[start]

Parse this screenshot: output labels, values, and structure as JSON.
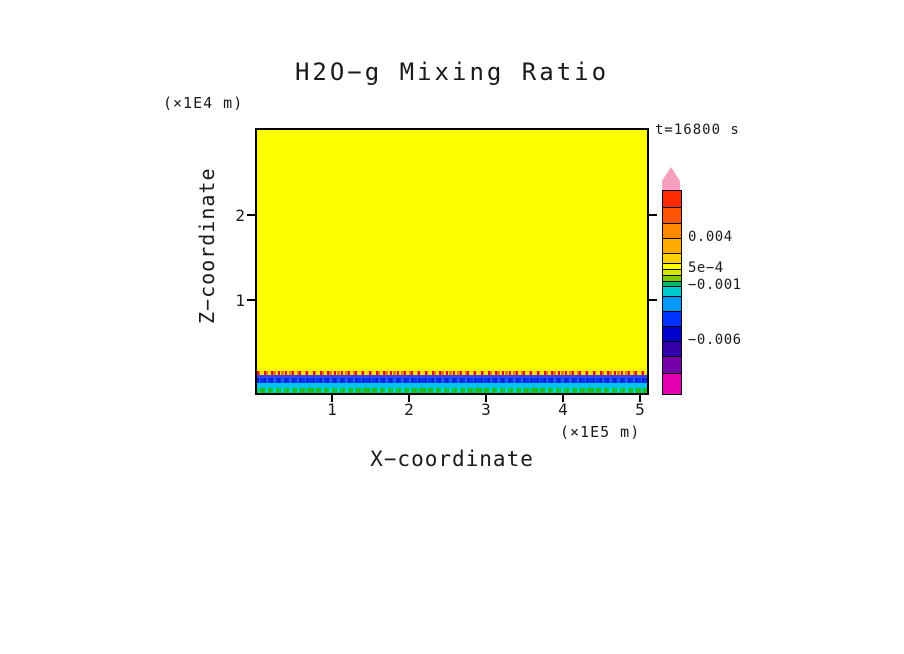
{
  "title": "H2O−g Mixing Ratio",
  "time_label": "t=16800 s",
  "axes": {
    "x_label": "X−coordinate",
    "x_unit": "(×1E5 m)",
    "x_ticks": [
      1,
      2,
      3,
      4,
      5
    ],
    "y_label": "Z−coordinate",
    "y_unit": "(×1E4 m)",
    "y_ticks": [
      2,
      1
    ]
  },
  "field": {
    "background_color": "#FFFF00",
    "bands": [
      {
        "name": "red-speckle",
        "pattern": "speckle",
        "height": 4,
        "colors": [
          "#EE1100",
          "#FF7700",
          "#FFDD00"
        ]
      },
      {
        "name": "blue-top",
        "pattern": "solid",
        "height": 3,
        "color": "#3344FF"
      },
      {
        "name": "blue-speckle",
        "pattern": "speckle",
        "height": 5,
        "colors": [
          "#0022CC",
          "#2255FF",
          "#0033EE"
        ]
      },
      {
        "name": "cyan-layer",
        "pattern": "solid",
        "height": 5,
        "color": "#00C4EE"
      },
      {
        "name": "green-speckle",
        "pattern": "speckle",
        "height": 5,
        "colors": [
          "#00CC55",
          "#00DDC0",
          "#22BB22"
        ]
      }
    ]
  },
  "colorbar": {
    "arrow_color": "#F4A0BE",
    "segments": [
      {
        "color": "#FF2A00",
        "height": 16
      },
      {
        "color": "#FF5500",
        "height": 16
      },
      {
        "color": "#FF8800",
        "height": 15
      },
      {
        "color": "#FFAA00",
        "height": 15
      },
      {
        "color": "#FFD000",
        "height": 10
      },
      {
        "color": "#FFFF00",
        "height": 6
      },
      {
        "color": "#D6E800",
        "height": 6
      },
      {
        "color": "#7FCC00",
        "height": 6
      },
      {
        "color": "#00BB66",
        "height": 5
      },
      {
        "color": "#00CCCC",
        "height": 10
      },
      {
        "color": "#0099FF",
        "height": 15
      },
      {
        "color": "#0033FF",
        "height": 15
      },
      {
        "color": "#0000CC",
        "height": 15
      },
      {
        "color": "#3300AA",
        "height": 15
      },
      {
        "color": "#7700AA",
        "height": 17
      },
      {
        "color": "#E200B0",
        "height": 21
      }
    ],
    "labels": [
      {
        "text": "0.004",
        "after": 3
      },
      {
        "text": "5e−4",
        "after": 6
      },
      {
        "text": "−0.001",
        "after": 9
      },
      {
        "text": "−0.006",
        "after": 13
      }
    ]
  },
  "chart_data": {
    "type": "heatmap",
    "title": "H2O−g Mixing Ratio",
    "xlabel": "X−coordinate (×1E5 m)",
    "ylabel": "Z−coordinate (×1E4 m)",
    "x_ticks": [
      1,
      2,
      3,
      4,
      5
    ],
    "y_ticks": [
      1,
      2
    ],
    "x_range_m": [
      0,
      520000
    ],
    "z_range_m": [
      0,
      26000
    ],
    "time_s": 16800,
    "colorbar_labeled_levels": [
      0.004,
      0.0005,
      -0.001,
      -0.006
    ],
    "colorbar_orientation": "vertical-right",
    "grid": false,
    "field_description": "Mixing ratio is nearly uniform (yellow band of the scale, between 5e-4 and 0.004) throughout the interior of the domain; a thin surface layer at the bottom shows a speckled positive maximum (red/orange) directly above negative bands (blue ≈ −0.001 to −0.006, cyan ≈ −0.001) with a green/cyan speckled band at the lowest model level."
  }
}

[end]

- **Instructions to follow**: Omit pictures; set down the rest of the material word for word.

- **Answer to this exercise**:
Parse this screenshot: output labels, values, and structure as JSON.
{
  "title": "H2O−g Mixing Ratio",
  "time_label": "t=16800 s",
  "axes": {
    "x_label": "X−coordinate",
    "x_unit": "(×1E5 m)",
    "x_ticks": [
      1,
      2,
      3,
      4,
      5
    ],
    "y_label": "Z−coordinate",
    "y_unit": "(×1E4 m)",
    "y_ticks": [
      2,
      1
    ]
  },
  "field": {
    "background_color": "#FFFF00",
    "bands": [
      {
        "name": "red-speckle",
        "pattern": "speckle",
        "height": 4,
        "colors": [
          "#EE1100",
          "#FF7700",
          "#FFDD00"
        ]
      },
      {
        "name": "blue-top",
        "pattern": "solid",
        "height": 3,
        "color": "#3344FF"
      },
      {
        "name": "blue-speckle",
        "pattern": "speckle",
        "height": 5,
        "colors": [
          "#0022CC",
          "#2255FF",
          "#0033EE"
        ]
      },
      {
        "name": "cyan-layer",
        "pattern": "solid",
        "height": 5,
        "color": "#00C4EE"
      },
      {
        "name": "green-speckle",
        "pattern": "speckle",
        "height": 5,
        "colors": [
          "#00CC55",
          "#00DDC0",
          "#22BB22"
        ]
      }
    ]
  },
  "colorbar": {
    "arrow_color": "#F4A0BE",
    "segments": [
      {
        "color": "#FF2A00",
        "height": 16
      },
      {
        "color": "#FF5500",
        "height": 16
      },
      {
        "color": "#FF8800",
        "height": 15
      },
      {
        "color": "#FFAA00",
        "height": 15
      },
      {
        "color": "#FFD000",
        "height": 10
      },
      {
        "color": "#FFFF00",
        "height": 6
      },
      {
        "color": "#D6E800",
        "height": 6
      },
      {
        "color": "#7FCC00",
        "height": 6
      },
      {
        "color": "#00BB66",
        "height": 5
      },
      {
        "color": "#00CCCC",
        "height": 10
      },
      {
        "color": "#0099FF",
        "height": 15
      },
      {
        "color": "#0033FF",
        "height": 15
      },
      {
        "color": "#0000CC",
        "height": 15
      },
      {
        "color": "#3300AA",
        "height": 15
      },
      {
        "color": "#7700AA",
        "height": 17
      },
      {
        "color": "#E200B0",
        "height": 21
      }
    ],
    "labels": [
      {
        "text": "0.004",
        "after": 3
      },
      {
        "text": "5e−4",
        "after": 6
      },
      {
        "text": "−0.001",
        "after": 9
      },
      {
        "text": "−0.006",
        "after": 13
      }
    ]
  },
  "chart_data": {
    "type": "heatmap",
    "title": "H2O−g Mixing Ratio",
    "xlabel": "X−coordinate (×1E5 m)",
    "ylabel": "Z−coordinate (×1E4 m)",
    "x_ticks": [
      1,
      2,
      3,
      4,
      5
    ],
    "y_ticks": [
      1,
      2
    ],
    "x_range_m": [
      0,
      520000
    ],
    "z_range_m": [
      0,
      26000
    ],
    "time_s": 16800,
    "colorbar_labeled_levels": [
      0.004,
      0.0005,
      -0.001,
      -0.006
    ],
    "colorbar_orientation": "vertical-right",
    "grid": false,
    "field_description": "Mixing ratio is nearly uniform (yellow band of the scale, between 5e-4 and 0.004) throughout the interior of the domain; a thin surface layer at the bottom shows a speckled positive maximum (red/orange) directly above negative bands (blue ≈ −0.001 to −0.006, cyan ≈ −0.001) with a green/cyan speckled band at the lowest model level."
  }
}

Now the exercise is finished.